What is being asked: Note how many lines hold the string "Truncated" and give that number without any other words.
* BEGIN *
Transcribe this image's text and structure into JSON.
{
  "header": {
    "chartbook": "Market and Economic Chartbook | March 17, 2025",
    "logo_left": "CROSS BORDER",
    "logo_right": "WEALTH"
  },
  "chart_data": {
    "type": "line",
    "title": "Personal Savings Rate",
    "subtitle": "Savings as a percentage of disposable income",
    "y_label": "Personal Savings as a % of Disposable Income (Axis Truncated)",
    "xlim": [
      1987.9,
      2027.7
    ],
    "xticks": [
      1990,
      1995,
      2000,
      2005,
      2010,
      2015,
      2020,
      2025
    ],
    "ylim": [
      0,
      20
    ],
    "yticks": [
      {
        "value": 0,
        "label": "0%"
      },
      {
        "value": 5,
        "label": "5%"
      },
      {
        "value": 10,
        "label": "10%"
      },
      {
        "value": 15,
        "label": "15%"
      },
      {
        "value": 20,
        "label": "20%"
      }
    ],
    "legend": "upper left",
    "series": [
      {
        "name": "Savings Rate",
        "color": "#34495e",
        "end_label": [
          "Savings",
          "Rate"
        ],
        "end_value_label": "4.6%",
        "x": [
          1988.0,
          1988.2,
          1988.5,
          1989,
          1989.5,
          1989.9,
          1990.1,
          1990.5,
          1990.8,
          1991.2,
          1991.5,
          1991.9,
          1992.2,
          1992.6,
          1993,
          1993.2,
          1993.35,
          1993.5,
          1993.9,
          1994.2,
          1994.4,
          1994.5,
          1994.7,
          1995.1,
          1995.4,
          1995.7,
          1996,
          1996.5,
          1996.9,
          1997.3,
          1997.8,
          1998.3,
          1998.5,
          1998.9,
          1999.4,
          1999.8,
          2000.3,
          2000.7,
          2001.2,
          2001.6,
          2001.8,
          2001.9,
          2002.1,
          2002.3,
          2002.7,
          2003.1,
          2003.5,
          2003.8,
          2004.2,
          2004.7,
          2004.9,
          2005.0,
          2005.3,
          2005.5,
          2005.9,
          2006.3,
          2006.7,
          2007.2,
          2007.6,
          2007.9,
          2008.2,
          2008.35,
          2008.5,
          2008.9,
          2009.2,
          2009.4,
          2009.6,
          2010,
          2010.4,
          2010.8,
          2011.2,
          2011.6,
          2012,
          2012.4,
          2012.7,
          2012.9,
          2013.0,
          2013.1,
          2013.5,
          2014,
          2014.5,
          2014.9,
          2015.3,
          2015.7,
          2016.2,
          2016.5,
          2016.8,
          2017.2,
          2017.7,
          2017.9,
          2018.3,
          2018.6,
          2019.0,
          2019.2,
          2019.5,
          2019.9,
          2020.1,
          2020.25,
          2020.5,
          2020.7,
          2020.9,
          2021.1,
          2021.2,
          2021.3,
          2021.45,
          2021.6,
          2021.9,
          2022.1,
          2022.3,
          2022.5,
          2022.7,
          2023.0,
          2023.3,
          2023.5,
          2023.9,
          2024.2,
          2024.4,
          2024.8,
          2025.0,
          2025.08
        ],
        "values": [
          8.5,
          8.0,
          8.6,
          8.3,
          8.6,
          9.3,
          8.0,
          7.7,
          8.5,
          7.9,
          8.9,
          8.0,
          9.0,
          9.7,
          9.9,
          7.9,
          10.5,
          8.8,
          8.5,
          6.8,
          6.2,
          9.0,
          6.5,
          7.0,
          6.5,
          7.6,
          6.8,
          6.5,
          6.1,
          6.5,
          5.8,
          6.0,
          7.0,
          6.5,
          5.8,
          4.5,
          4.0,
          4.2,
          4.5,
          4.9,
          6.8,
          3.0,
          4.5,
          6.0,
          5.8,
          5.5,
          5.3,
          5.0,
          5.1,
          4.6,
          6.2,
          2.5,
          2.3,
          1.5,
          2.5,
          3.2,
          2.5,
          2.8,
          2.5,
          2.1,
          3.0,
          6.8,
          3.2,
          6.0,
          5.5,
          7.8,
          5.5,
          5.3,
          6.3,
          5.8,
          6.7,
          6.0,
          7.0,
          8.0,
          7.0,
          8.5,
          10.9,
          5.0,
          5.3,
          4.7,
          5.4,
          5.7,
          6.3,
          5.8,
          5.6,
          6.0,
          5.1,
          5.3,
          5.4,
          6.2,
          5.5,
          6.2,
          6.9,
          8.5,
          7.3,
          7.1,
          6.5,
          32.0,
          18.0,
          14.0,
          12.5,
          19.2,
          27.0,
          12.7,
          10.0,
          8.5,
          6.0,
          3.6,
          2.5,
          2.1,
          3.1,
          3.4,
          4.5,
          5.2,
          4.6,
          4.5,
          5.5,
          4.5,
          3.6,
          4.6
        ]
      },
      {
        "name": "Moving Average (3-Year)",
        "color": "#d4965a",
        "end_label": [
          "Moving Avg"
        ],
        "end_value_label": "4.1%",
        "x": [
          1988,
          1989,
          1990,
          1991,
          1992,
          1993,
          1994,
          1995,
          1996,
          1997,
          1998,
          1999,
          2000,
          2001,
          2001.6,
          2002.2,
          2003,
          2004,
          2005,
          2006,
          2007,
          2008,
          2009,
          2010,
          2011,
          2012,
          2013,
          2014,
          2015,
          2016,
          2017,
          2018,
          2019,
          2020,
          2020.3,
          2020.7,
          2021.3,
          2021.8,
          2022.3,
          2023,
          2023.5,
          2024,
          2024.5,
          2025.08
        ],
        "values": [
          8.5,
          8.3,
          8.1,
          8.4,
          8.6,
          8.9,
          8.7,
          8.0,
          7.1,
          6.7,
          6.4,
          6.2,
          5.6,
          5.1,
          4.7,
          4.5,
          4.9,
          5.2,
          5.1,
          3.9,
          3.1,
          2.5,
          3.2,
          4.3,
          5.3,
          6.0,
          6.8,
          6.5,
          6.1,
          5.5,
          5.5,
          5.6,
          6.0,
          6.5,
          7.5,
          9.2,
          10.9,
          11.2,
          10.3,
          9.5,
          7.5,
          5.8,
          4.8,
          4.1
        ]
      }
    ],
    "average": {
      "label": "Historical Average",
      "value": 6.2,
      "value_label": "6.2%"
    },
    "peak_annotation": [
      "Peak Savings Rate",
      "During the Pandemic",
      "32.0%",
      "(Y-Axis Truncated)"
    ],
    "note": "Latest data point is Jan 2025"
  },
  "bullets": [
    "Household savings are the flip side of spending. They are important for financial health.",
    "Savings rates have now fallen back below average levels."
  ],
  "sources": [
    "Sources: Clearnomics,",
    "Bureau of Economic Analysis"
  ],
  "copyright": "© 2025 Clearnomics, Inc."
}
* END *
* BEGIN *
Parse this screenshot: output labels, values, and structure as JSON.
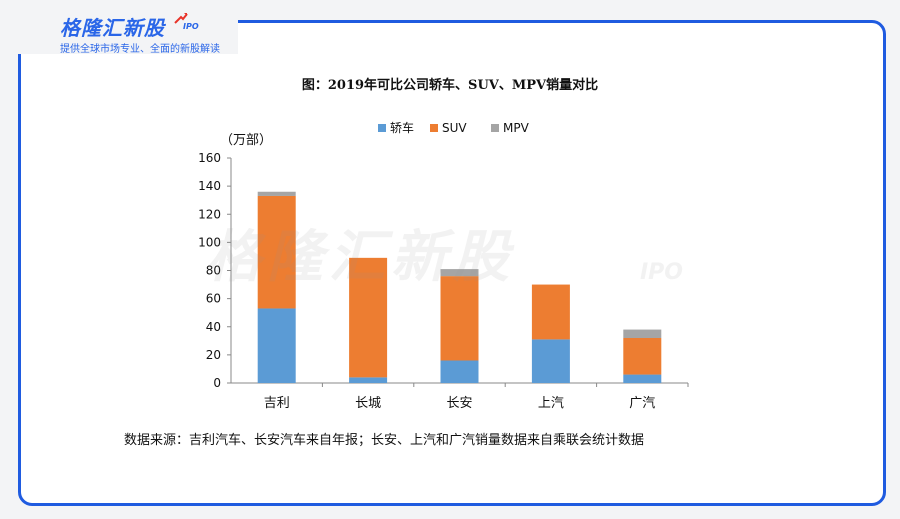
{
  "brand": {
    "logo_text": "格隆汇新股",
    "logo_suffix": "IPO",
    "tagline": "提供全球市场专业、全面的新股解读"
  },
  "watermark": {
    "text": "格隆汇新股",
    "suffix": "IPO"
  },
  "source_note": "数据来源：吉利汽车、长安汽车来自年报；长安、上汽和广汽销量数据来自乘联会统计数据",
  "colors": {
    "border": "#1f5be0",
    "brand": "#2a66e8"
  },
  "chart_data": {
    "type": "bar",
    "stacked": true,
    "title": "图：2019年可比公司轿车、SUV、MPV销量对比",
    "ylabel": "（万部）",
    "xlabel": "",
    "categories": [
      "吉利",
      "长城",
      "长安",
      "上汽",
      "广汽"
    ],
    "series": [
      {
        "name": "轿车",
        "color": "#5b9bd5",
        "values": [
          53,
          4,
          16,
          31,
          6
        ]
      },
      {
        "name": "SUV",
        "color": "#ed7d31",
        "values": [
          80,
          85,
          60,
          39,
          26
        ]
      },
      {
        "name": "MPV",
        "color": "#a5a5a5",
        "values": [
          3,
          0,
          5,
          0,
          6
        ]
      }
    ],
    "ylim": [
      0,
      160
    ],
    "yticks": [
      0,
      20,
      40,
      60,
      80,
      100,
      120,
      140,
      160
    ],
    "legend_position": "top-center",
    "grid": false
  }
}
* END *
Reply: 2